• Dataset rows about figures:
════════════════

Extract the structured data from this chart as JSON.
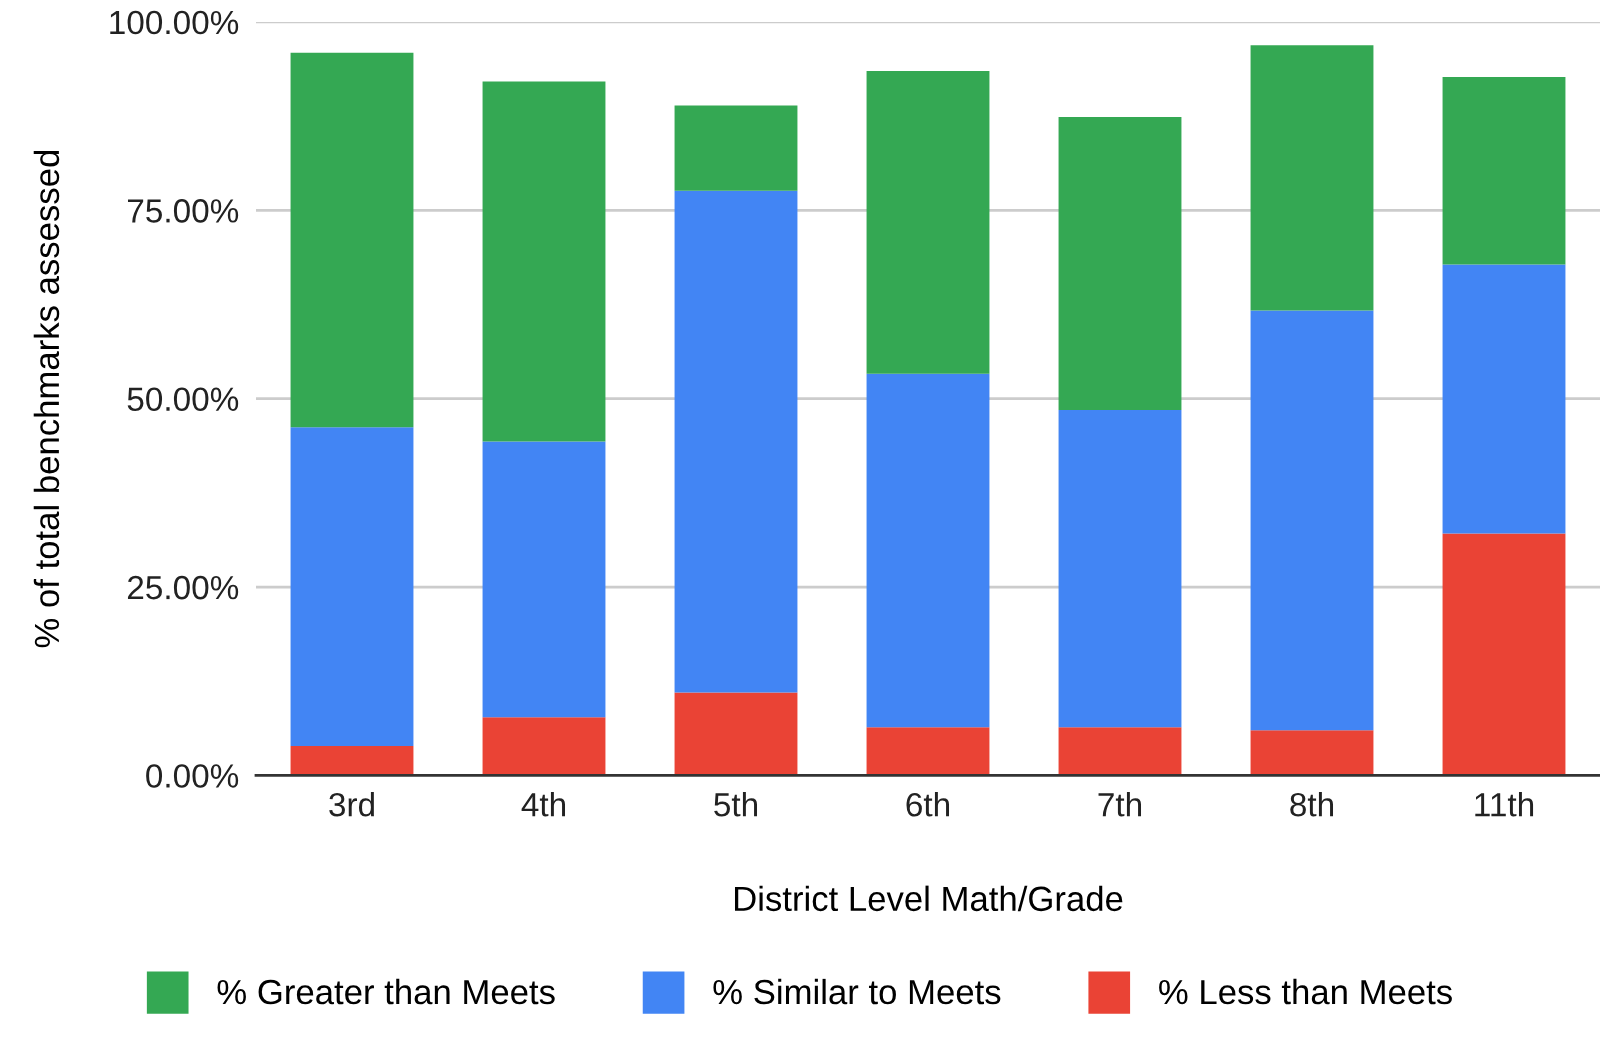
{
  "chart_data": {
    "type": "bar",
    "stacked": true,
    "xlabel": "District Level Math/Grade",
    "ylabel": "% of total benchmarks assessed",
    "categories": [
      "3rd",
      "4th",
      "5th",
      "6th",
      "7th",
      "8th",
      "11th"
    ],
    "series": [
      {
        "name": "% Less than Meets",
        "color": "#ea4335",
        "values": [
          3.9,
          7.7,
          11.0,
          6.4,
          6.4,
          6.0,
          32.1
        ]
      },
      {
        "name": "% Similar to Meets",
        "color": "#4285f4",
        "values": [
          42.3,
          36.6,
          66.6,
          46.9,
          42.1,
          55.7,
          35.7
        ]
      },
      {
        "name": "% Greater than Meets",
        "color": "#34a853",
        "values": [
          49.7,
          47.8,
          11.3,
          40.2,
          38.9,
          35.2,
          24.9
        ]
      }
    ],
    "ylim": [
      0,
      100
    ],
    "yticks": [
      {
        "value": 0,
        "label": "0.00%"
      },
      {
        "value": 25,
        "label": "25.00%"
      },
      {
        "value": 50,
        "label": "50.00%"
      },
      {
        "value": 75,
        "label": "75.00%"
      },
      {
        "value": 100,
        "label": "100.00%"
      }
    ],
    "grid": "y",
    "legend": "bottom"
  }
}
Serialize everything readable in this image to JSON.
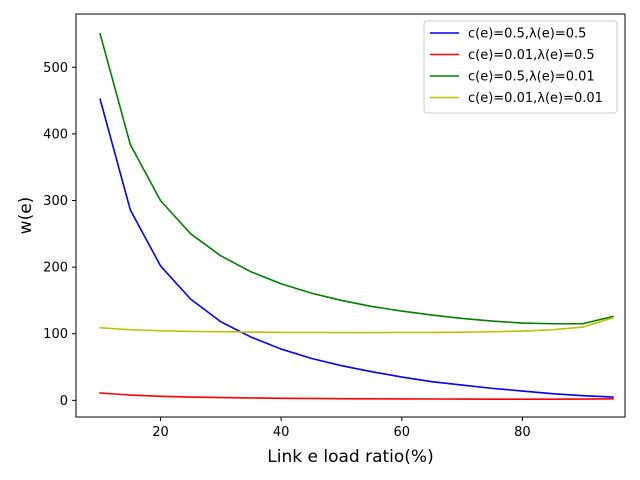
{
  "chart_data": {
    "type": "line",
    "title": "",
    "xlabel": "Link e load ratio(%)",
    "ylabel": "w(e)",
    "xlim": [
      6,
      97
    ],
    "ylim": [
      -25,
      580
    ],
    "xticks": [
      20,
      40,
      60,
      80
    ],
    "xtick_labels": [
      "20",
      "40",
      "60",
      "80"
    ],
    "yticks": [
      0,
      100,
      200,
      300,
      400,
      500
    ],
    "ytick_labels": [
      "0",
      "100",
      "200",
      "300",
      "400",
      "500"
    ],
    "grid": false,
    "legend_position": "upper-right",
    "x": [
      10,
      15,
      20,
      25,
      30,
      35,
      40,
      45,
      50,
      55,
      60,
      65,
      70,
      75,
      80,
      85,
      90,
      95
    ],
    "series": [
      {
        "name": "c(e)=0.5,λ(e)=0.5",
        "color": "#0000ff",
        "values": [
          452,
          286,
          202,
          152,
          118,
          95,
          77,
          63,
          52,
          43,
          35,
          28,
          23,
          18,
          14,
          10,
          7,
          5
        ]
      },
      {
        "name": "c(e)=0.01,λ(e)=0.5",
        "color": "#ff0000",
        "values": [
          11,
          8,
          6,
          5,
          4.2,
          3.6,
          3.1,
          2.8,
          2.5,
          2.3,
          2.1,
          2,
          1.9,
          1.8,
          1.8,
          1.8,
          1.9,
          2.3
        ]
      },
      {
        "name": "c(e)=0.5,λ(e)=0.01",
        "color": "#008000",
        "values": [
          550,
          384,
          300,
          250,
          217,
          193,
          175,
          161,
          150,
          141,
          134,
          128,
          123,
          119,
          116,
          115,
          115,
          126
        ]
      },
      {
        "name": "c(e)=0.01,λ(e)=0.01",
        "color": "#bfbf00",
        "values": [
          109,
          106,
          104.5,
          103.5,
          103,
          102.5,
          102,
          102,
          101.8,
          101.8,
          101.9,
          102,
          102.3,
          103,
          104,
          106,
          110,
          124
        ]
      }
    ]
  }
}
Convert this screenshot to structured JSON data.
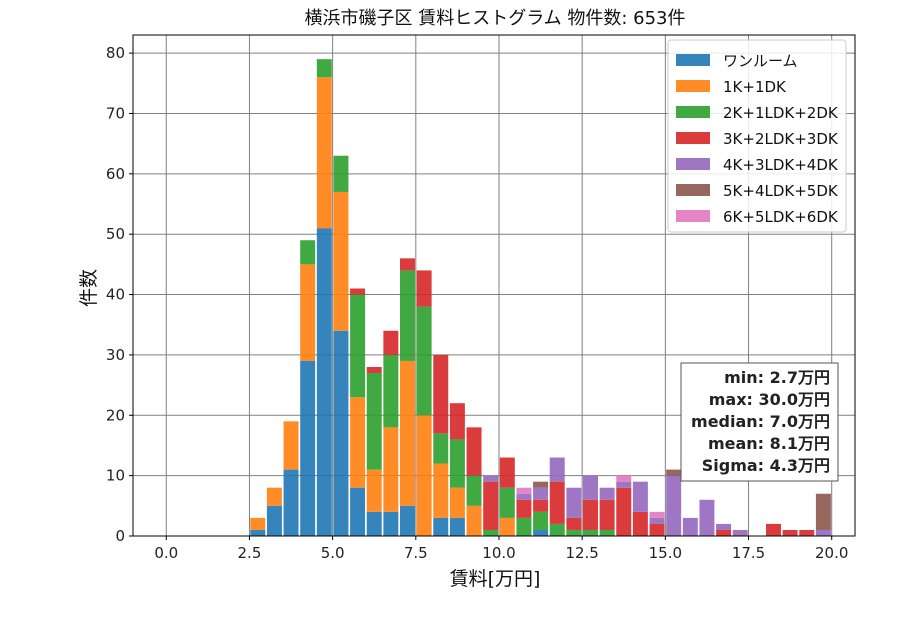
{
  "chart_data": {
    "type": "bar",
    "stacked": true,
    "title": "横浜市磯子区 賃料ヒストグラム  物件数: 653件",
    "xlabel": "賃料[万円]",
    "ylabel": "件数",
    "xlim": [
      -1.0,
      20.7
    ],
    "ylim": [
      0,
      83
    ],
    "grid": true,
    "legend_position": "top-right",
    "bin_width": 0.5,
    "x_ticks": [
      0.0,
      2.5,
      5.0,
      7.5,
      10.0,
      12.5,
      15.0,
      17.5,
      20.0
    ],
    "x_tick_labels": [
      "0.0",
      "2.5",
      "5.0",
      "7.5",
      "10.0",
      "12.5",
      "15.0",
      "17.5",
      "20.0"
    ],
    "y_ticks": [
      0,
      10,
      20,
      30,
      40,
      50,
      60,
      70,
      80
    ],
    "y_tick_labels": [
      "0",
      "10",
      "20",
      "30",
      "40",
      "50",
      "60",
      "70",
      "80"
    ],
    "x": [
      2.5,
      3.0,
      3.5,
      4.0,
      4.5,
      5.0,
      5.5,
      6.0,
      6.5,
      7.0,
      7.5,
      8.0,
      8.5,
      9.0,
      9.5,
      10.0,
      10.5,
      11.0,
      11.5,
      12.0,
      12.5,
      13.0,
      13.5,
      14.0,
      14.5,
      15.0,
      15.5,
      16.0,
      16.5,
      17.0,
      17.5,
      18.0,
      18.5,
      19.0,
      19.5
    ],
    "series": [
      {
        "name": "ワンルーム",
        "color": "#1f77b4",
        "values": [
          1,
          5,
          11,
          29,
          51,
          34,
          8,
          4,
          4,
          5,
          0,
          3,
          3,
          0,
          0,
          0,
          0,
          1,
          0,
          0,
          0,
          0,
          0,
          0,
          0,
          0,
          0,
          0,
          0,
          0,
          0,
          0,
          0,
          0,
          0
        ]
      },
      {
        "name": "1K+1DK",
        "color": "#ff7f0e",
        "values": [
          2,
          3,
          8,
          16,
          25,
          23,
          15,
          7,
          14,
          24,
          20,
          9,
          5,
          5,
          0,
          3,
          0,
          0,
          0,
          0,
          0,
          0,
          0,
          0,
          0,
          0,
          0,
          0,
          0,
          0,
          0,
          0,
          0,
          0,
          0
        ]
      },
      {
        "name": "2K+1LDK+2DK",
        "color": "#2ca02c",
        "values": [
          0,
          0,
          0,
          4,
          3,
          6,
          17,
          16,
          12,
          15,
          18,
          5,
          8,
          5,
          1,
          5,
          3,
          3,
          2,
          1,
          1,
          1,
          0,
          0,
          0,
          0,
          0,
          0,
          0,
          0,
          0,
          0,
          0,
          0,
          0
        ]
      },
      {
        "name": "3K+2LDK+3DK",
        "color": "#d62728",
        "values": [
          0,
          0,
          0,
          0,
          0,
          0,
          1,
          1,
          4,
          2,
          6,
          13,
          6,
          8,
          8,
          5,
          3,
          2,
          7,
          2,
          5,
          5,
          8,
          4,
          2,
          0,
          0,
          0,
          1,
          0,
          0,
          2,
          1,
          1,
          0
        ]
      },
      {
        "name": "4K+3LDK+4DK",
        "color": "#9467bd",
        "values": [
          0,
          0,
          0,
          0,
          0,
          0,
          0,
          0,
          0,
          0,
          0,
          0,
          0,
          0,
          1,
          0,
          1,
          2,
          4,
          5,
          4,
          2,
          1,
          5,
          1,
          10,
          3,
          6,
          1,
          1,
          0,
          0,
          0,
          0,
          1
        ]
      },
      {
        "name": "5K+4LDK+5DK",
        "color": "#8c564b",
        "values": [
          0,
          0,
          0,
          0,
          0,
          0,
          0,
          0,
          0,
          0,
          0,
          0,
          0,
          0,
          0,
          0,
          0,
          1,
          0,
          0,
          0,
          0,
          0,
          0,
          0,
          1,
          0,
          0,
          0,
          0,
          0,
          0,
          0,
          0,
          6
        ]
      },
      {
        "name": "6K+5LDK+6DK",
        "color": "#e377c2",
        "values": [
          0,
          0,
          0,
          0,
          0,
          0,
          0,
          0,
          0,
          0,
          0,
          0,
          0,
          0,
          0,
          0,
          1,
          0,
          0,
          0,
          0,
          0,
          1,
          0,
          1,
          0,
          0,
          0,
          0,
          0,
          0,
          0,
          0,
          0,
          0
        ]
      }
    ],
    "annotations": [
      "min: 2.7万円",
      "max: 30.0万円",
      "median: 7.0万円",
      "mean: 8.1万円",
      "Sigma: 4.3万円"
    ]
  }
}
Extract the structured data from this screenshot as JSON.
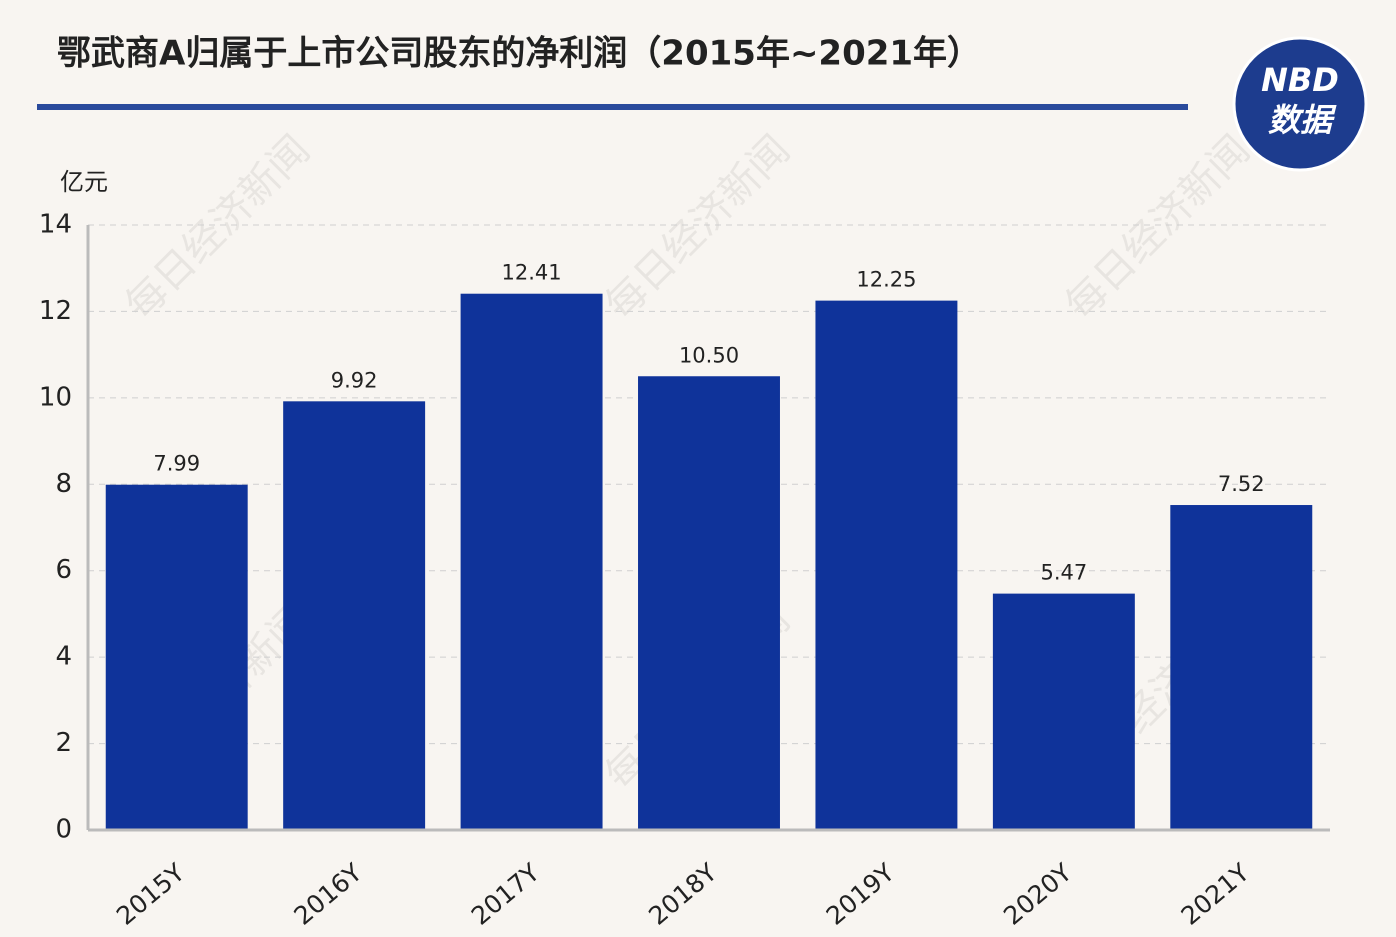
{
  "chart_data": {
    "type": "bar",
    "title": "鄂武商A归属于上市公司股东的净利润（2015年~2021年）",
    "y_axis_label": "亿元",
    "logo": {
      "top": "NBD",
      "bottom": "数据"
    },
    "watermark": "每日经济新闻",
    "categories": [
      "2015Y",
      "2016Y",
      "2017Y",
      "2018Y",
      "2019Y",
      "2020Y",
      "2021Y"
    ],
    "values": [
      7.99,
      9.92,
      12.41,
      10.5,
      12.25,
      5.47,
      7.52
    ],
    "value_labels": [
      "7.99",
      "9.92",
      "12.41",
      "10.50",
      "12.25",
      "5.47",
      "7.52"
    ],
    "color": "#0f339a",
    "ylim": [
      0,
      14
    ],
    "yticks": [
      0,
      2,
      4,
      6,
      8,
      10,
      12,
      14
    ],
    "grid": true
  }
}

════════════════

• Directions for this task: For the records above, state how many lines include the string "than", giving the number and nothing else.

• Right answer: 2